» Description of the task
In this exercise, reproduce all the entries that follow exactly.

» Provided data
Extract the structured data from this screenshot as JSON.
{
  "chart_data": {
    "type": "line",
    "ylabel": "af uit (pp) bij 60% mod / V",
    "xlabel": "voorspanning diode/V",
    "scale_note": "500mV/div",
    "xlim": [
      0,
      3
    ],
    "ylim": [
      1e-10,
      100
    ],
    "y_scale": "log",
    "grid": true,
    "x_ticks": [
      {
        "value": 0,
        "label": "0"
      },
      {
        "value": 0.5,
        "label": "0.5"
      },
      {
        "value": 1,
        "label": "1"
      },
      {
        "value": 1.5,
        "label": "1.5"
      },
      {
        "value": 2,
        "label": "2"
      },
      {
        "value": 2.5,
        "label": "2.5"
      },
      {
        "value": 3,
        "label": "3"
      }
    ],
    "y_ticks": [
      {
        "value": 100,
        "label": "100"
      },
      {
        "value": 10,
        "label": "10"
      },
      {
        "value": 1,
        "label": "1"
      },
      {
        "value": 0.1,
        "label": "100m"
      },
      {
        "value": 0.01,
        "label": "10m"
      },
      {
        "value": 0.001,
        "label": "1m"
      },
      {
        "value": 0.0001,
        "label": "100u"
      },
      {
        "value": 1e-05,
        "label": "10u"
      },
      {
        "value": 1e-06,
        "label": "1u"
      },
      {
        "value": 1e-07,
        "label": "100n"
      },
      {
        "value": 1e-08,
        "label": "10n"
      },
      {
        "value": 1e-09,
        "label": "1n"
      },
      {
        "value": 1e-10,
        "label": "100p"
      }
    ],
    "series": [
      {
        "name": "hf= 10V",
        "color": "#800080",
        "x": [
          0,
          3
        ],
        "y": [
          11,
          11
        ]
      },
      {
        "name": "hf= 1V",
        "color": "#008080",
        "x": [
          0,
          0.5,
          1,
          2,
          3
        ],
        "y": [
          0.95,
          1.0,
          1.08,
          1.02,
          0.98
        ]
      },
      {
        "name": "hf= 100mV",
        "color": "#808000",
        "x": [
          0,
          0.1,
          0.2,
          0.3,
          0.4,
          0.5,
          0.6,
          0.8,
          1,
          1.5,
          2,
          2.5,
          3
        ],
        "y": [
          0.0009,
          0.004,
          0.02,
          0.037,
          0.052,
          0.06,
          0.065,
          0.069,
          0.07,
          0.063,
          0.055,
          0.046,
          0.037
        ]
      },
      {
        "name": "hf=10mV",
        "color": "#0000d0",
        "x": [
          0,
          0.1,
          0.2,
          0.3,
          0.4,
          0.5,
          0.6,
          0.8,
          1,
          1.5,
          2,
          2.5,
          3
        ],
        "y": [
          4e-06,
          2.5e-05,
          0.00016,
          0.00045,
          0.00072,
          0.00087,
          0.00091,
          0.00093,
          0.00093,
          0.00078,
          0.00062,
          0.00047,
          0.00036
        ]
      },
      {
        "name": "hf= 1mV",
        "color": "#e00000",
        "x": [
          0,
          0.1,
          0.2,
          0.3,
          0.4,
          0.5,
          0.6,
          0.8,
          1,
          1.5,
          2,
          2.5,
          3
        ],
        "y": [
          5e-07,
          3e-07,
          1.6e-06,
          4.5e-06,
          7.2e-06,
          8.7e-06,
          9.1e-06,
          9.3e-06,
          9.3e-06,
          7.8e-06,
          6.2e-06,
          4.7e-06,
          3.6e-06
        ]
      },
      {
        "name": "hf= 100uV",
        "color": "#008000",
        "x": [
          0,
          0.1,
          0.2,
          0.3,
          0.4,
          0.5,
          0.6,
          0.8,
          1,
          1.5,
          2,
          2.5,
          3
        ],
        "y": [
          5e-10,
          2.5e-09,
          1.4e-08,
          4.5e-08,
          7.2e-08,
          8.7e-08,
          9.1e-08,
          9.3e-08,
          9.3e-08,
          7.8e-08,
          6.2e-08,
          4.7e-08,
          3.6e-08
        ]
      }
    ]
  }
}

» Exercise answer
Extract the structured data from this screenshot as JSON.
{
  "chart_data": {
    "type": "line",
    "ylabel": "af uit (pp) bij 60% mod / V",
    "xlabel": "voorspanning diode/V",
    "scale_note": "500mV/div",
    "xlim": [
      0,
      3
    ],
    "ylim": [
      1e-10,
      100
    ],
    "y_scale": "log",
    "grid": true,
    "x_ticks": [
      {
        "value": 0,
        "label": "0"
      },
      {
        "value": 0.5,
        "label": "0.5"
      },
      {
        "value": 1,
        "label": "1"
      },
      {
        "value": 1.5,
        "label": "1.5"
      },
      {
        "value": 2,
        "label": "2"
      },
      {
        "value": 2.5,
        "label": "2.5"
      },
      {
        "value": 3,
        "label": "3"
      }
    ],
    "y_ticks": [
      {
        "value": 100,
        "label": "100"
      },
      {
        "value": 10,
        "label": "10"
      },
      {
        "value": 1,
        "label": "1"
      },
      {
        "value": 0.1,
        "label": "100m"
      },
      {
        "value": 0.01,
        "label": "10m"
      },
      {
        "value": 0.001,
        "label": "1m"
      },
      {
        "value": 0.0001,
        "label": "100u"
      },
      {
        "value": 1e-05,
        "label": "10u"
      },
      {
        "value": 1e-06,
        "label": "1u"
      },
      {
        "value": 1e-07,
        "label": "100n"
      },
      {
        "value": 1e-08,
        "label": "10n"
      },
      {
        "value": 1e-09,
        "label": "1n"
      },
      {
        "value": 1e-10,
        "label": "100p"
      }
    ],
    "series": [
      {
        "name": "hf= 10V",
        "color": "#800080",
        "x": [
          0,
          3
        ],
        "y": [
          11,
          11
        ]
      },
      {
        "name": "hf= 1V",
        "color": "#008080",
        "x": [
          0,
          0.5,
          1,
          2,
          3
        ],
        "y": [
          0.95,
          1.0,
          1.08,
          1.02,
          0.98
        ]
      },
      {
        "name": "hf= 100mV",
        "color": "#808000",
        "x": [
          0,
          0.1,
          0.2,
          0.3,
          0.4,
          0.5,
          0.6,
          0.8,
          1,
          1.5,
          2,
          2.5,
          3
        ],
        "y": [
          0.0009,
          0.004,
          0.02,
          0.037,
          0.052,
          0.06,
          0.065,
          0.069,
          0.07,
          0.063,
          0.055,
          0.046,
          0.037
        ]
      },
      {
        "name": "hf=10mV",
        "color": "#0000d0",
        "x": [
          0,
          0.1,
          0.2,
          0.3,
          0.4,
          0.5,
          0.6,
          0.8,
          1,
          1.5,
          2,
          2.5,
          3
        ],
        "y": [
          4e-06,
          2.5e-05,
          0.00016,
          0.00045,
          0.00072,
          0.00087,
          0.00091,
          0.00093,
          0.00093,
          0.00078,
          0.00062,
          0.00047,
          0.00036
        ]
      },
      {
        "name": "hf= 1mV",
        "color": "#e00000",
        "x": [
          0,
          0.1,
          0.2,
          0.3,
          0.4,
          0.5,
          0.6,
          0.8,
          1,
          1.5,
          2,
          2.5,
          3
        ],
        "y": [
          5e-07,
          3e-07,
          1.6e-06,
          4.5e-06,
          7.2e-06,
          8.7e-06,
          9.1e-06,
          9.3e-06,
          9.3e-06,
          7.8e-06,
          6.2e-06,
          4.7e-06,
          3.6e-06
        ]
      },
      {
        "name": "hf= 100uV",
        "color": "#008000",
        "x": [
          0,
          0.1,
          0.2,
          0.3,
          0.4,
          0.5,
          0.6,
          0.8,
          1,
          1.5,
          2,
          2.5,
          3
        ],
        "y": [
          5e-10,
          2.5e-09,
          1.4e-08,
          4.5e-08,
          7.2e-08,
          8.7e-08,
          9.1e-08,
          9.3e-08,
          9.3e-08,
          7.8e-08,
          6.2e-08,
          4.7e-08,
          3.6e-08
        ]
      }
    ]
  }
}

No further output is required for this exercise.